DIRECTIVE
Extract each line containing the string "commune".

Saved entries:
++++++++++

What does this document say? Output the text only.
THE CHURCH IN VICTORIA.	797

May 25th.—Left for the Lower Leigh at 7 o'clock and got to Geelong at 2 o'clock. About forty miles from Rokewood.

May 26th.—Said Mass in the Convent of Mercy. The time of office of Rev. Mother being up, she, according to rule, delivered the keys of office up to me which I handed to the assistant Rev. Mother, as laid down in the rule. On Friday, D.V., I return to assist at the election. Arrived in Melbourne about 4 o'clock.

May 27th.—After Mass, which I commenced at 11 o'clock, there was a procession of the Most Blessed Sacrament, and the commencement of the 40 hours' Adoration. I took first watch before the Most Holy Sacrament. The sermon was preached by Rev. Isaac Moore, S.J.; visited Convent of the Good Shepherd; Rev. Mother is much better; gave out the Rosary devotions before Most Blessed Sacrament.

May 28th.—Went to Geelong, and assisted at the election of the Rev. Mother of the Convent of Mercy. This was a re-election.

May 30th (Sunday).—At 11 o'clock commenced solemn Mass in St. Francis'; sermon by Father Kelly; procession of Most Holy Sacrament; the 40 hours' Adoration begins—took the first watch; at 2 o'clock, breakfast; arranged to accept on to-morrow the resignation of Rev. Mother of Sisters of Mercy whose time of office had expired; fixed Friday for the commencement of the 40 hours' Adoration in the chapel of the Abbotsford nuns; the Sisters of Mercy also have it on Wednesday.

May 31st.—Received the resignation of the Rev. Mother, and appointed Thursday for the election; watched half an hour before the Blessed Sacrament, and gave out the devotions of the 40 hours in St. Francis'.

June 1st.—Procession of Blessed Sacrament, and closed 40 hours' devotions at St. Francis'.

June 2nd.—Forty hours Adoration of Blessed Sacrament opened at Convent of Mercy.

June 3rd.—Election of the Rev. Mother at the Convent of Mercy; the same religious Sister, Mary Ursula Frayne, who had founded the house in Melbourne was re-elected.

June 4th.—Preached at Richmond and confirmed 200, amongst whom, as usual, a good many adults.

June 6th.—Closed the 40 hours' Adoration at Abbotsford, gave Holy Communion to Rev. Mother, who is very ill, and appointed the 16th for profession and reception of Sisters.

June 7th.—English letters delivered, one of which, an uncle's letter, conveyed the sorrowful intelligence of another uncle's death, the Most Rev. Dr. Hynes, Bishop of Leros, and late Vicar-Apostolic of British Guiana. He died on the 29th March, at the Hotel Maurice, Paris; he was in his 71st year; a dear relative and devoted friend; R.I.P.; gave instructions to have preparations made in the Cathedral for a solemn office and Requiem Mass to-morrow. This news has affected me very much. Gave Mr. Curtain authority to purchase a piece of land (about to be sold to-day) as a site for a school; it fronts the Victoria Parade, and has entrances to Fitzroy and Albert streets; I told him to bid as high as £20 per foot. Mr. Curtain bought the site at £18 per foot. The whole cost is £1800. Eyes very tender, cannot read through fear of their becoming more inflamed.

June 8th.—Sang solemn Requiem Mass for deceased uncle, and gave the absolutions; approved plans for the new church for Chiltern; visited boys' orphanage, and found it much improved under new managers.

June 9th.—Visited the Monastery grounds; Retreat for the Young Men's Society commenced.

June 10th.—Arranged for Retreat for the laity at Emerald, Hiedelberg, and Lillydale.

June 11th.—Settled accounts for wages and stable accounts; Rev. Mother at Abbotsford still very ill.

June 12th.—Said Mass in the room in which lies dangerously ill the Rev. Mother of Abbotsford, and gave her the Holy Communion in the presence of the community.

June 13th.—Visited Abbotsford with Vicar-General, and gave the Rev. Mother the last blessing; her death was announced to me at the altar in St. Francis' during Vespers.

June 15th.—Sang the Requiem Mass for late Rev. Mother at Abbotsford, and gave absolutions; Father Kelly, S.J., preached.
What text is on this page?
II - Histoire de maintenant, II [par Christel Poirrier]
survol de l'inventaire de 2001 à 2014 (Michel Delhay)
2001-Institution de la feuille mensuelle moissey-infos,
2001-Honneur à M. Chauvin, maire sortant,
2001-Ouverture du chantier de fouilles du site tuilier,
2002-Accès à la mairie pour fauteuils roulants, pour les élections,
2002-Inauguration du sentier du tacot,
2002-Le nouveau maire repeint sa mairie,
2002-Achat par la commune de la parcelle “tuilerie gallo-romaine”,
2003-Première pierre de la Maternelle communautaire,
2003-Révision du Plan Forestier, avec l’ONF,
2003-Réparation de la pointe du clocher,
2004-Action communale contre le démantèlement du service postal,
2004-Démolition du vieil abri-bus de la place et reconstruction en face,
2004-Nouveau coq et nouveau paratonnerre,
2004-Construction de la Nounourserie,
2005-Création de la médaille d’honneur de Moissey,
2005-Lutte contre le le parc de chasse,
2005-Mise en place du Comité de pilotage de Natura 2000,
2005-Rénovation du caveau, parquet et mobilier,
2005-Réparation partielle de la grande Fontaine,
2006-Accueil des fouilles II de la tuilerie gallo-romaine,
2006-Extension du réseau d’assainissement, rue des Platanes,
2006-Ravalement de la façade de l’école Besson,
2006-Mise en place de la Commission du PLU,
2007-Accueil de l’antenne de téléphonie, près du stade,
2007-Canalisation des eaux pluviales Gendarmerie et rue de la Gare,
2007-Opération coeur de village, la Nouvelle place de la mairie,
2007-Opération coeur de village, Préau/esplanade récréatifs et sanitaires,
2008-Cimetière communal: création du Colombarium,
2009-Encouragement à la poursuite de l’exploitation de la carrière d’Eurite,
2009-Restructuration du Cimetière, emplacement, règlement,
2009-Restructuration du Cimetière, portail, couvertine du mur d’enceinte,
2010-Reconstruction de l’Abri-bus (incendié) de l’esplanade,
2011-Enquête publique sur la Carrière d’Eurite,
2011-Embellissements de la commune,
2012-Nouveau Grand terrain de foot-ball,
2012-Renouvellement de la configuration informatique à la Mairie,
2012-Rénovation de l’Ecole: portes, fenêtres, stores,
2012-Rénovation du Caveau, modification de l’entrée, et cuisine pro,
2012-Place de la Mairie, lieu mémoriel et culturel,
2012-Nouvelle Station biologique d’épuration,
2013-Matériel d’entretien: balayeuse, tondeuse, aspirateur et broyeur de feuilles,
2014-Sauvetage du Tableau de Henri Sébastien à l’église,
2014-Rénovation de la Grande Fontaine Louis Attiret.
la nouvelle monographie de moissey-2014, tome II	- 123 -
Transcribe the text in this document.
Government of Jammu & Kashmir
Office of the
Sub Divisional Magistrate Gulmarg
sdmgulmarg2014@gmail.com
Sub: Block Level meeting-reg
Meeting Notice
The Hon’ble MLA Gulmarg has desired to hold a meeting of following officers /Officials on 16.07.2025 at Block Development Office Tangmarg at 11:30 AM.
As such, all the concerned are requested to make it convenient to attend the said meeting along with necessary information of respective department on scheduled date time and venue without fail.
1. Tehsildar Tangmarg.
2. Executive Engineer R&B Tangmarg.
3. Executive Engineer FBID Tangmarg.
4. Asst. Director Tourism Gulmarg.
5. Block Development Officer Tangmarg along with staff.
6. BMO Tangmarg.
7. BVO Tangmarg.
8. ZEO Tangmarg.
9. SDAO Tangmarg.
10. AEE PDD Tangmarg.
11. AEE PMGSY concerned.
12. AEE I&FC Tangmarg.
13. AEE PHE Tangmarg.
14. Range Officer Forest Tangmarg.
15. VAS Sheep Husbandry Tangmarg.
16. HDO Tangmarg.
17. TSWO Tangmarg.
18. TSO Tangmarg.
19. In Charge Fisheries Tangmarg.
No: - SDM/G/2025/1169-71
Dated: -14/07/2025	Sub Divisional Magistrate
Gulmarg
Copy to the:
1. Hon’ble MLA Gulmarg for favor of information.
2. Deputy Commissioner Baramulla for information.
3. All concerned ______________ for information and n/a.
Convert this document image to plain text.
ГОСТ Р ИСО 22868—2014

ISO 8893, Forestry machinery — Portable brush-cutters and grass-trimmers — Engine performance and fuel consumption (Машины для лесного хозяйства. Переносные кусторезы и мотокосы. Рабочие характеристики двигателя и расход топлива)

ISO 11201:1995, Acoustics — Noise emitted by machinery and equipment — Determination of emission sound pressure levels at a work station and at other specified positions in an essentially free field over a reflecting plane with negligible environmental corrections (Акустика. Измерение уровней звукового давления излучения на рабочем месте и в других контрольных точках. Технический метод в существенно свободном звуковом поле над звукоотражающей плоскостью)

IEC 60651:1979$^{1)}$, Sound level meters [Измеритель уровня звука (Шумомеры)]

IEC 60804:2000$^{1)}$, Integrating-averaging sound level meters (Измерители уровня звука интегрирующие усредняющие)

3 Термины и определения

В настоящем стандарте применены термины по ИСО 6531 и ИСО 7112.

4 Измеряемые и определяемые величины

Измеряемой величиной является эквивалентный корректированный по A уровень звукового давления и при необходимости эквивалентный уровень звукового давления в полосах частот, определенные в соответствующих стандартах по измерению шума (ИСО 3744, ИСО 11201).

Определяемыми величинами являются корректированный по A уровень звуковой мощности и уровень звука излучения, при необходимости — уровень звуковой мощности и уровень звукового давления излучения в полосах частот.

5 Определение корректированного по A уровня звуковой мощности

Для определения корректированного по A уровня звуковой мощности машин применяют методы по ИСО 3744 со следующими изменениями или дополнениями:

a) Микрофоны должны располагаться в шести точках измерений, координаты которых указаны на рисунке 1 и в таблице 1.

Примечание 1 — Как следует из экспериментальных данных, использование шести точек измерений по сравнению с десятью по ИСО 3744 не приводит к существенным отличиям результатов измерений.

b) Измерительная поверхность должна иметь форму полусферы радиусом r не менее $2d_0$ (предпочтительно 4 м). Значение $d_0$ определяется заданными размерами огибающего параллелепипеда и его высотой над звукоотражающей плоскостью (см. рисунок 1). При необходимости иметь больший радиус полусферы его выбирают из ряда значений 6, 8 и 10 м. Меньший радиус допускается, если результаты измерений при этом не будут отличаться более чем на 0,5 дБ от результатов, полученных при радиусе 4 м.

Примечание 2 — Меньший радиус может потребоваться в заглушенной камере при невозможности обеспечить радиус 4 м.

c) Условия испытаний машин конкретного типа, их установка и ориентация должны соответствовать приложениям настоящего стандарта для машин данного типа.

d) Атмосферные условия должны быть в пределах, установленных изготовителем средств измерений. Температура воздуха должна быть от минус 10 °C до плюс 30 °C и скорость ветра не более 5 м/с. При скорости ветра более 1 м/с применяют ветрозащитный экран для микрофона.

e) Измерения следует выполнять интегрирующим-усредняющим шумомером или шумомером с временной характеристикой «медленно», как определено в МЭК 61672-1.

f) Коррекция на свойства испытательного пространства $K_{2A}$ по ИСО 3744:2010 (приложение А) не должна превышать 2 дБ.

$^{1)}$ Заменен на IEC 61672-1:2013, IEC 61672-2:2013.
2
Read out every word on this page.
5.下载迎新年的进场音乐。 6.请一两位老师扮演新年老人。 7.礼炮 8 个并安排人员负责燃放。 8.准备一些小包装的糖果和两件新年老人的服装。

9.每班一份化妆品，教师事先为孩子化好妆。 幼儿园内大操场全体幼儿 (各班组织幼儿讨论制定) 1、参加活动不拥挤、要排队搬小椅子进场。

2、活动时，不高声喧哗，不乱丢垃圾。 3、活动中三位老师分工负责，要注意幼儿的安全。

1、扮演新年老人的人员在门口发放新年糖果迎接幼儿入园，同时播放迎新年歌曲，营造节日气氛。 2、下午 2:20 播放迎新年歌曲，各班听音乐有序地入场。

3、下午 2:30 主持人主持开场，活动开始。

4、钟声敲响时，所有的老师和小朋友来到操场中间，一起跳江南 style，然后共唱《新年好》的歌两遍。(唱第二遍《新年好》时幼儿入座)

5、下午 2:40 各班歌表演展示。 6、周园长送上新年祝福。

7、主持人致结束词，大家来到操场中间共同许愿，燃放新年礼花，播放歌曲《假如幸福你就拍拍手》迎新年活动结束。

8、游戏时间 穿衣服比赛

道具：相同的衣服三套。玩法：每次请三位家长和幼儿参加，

++++++++++

FULL OUTPUT
2002-Achat par la commune de la parcelle “tuilerie gallo-romaine”,
2011-Embellissements de la commune,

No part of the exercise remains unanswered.